Problem to solve:
Repeat the records below exactly, leaving out every picture.

Supplied data:
—————
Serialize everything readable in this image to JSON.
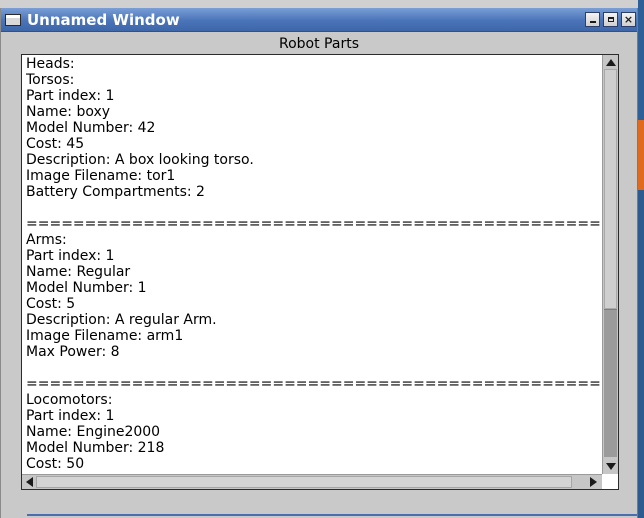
{
  "window": {
    "title": "Unnamed Window",
    "icons": {
      "app": "window-icon",
      "minimize": "minimize-icon",
      "maximize": "maximize-icon",
      "close": "close-icon"
    },
    "close_glyph": "×"
  },
  "group": {
    "label": "Robot Parts"
  },
  "text_lines": [
    "Heads:",
    "Torsos:",
    "Part index: 1",
    "Name: boxy",
    "Model Number: 42",
    "Cost: 45",
    "Description: A box looking torso.",
    "Image Filename: tor1",
    "Battery Compartments: 2",
    "",
    "==================================================",
    "Arms:",
    "Part index: 1",
    "Name: Regular",
    "Model Number: 1",
    "Cost: 5",
    "Description: A regular Arm.",
    "Image Filename: arm1",
    "Max Power: 8",
    "",
    "==================================================",
    "Locomotors:",
    "Part index: 1",
    "Name: Engine2000",
    "Model Number: 218",
    "Cost: 50"
  ],
  "colors": {
    "titlebar": "#4a74b8",
    "title_text": "#ffffff",
    "background": "#c9c9c9"
  }
}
—————
Solved problem:
Serialize everything readable in this image to JSON.
{
  "window": {
    "title": "Unnamed Window",
    "icons": {
      "app": "window-icon",
      "minimize": "minimize-icon",
      "maximize": "maximize-icon",
      "close": "close-icon"
    },
    "close_glyph": "×"
  },
  "group": {
    "label": "Robot Parts"
  },
  "text_lines": [
    "Heads:",
    "Torsos:",
    "Part index: 1",
    "Name: boxy",
    "Model Number: 42",
    "Cost: 45",
    "Description: A box looking torso.",
    "Image Filename: tor1",
    "Battery Compartments: 2",
    "",
    "==================================================",
    "Arms:",
    "Part index: 1",
    "Name: Regular",
    "Model Number: 1",
    "Cost: 5",
    "Description: A regular Arm.",
    "Image Filename: arm1",
    "Max Power: 8",
    "",
    "==================================================",
    "Locomotors:",
    "Part index: 1",
    "Name: Engine2000",
    "Model Number: 218",
    "Cost: 50"
  ],
  "colors": {
    "titlebar": "#4a74b8",
    "title_text": "#ffffff",
    "background": "#c9c9c9"
  }
}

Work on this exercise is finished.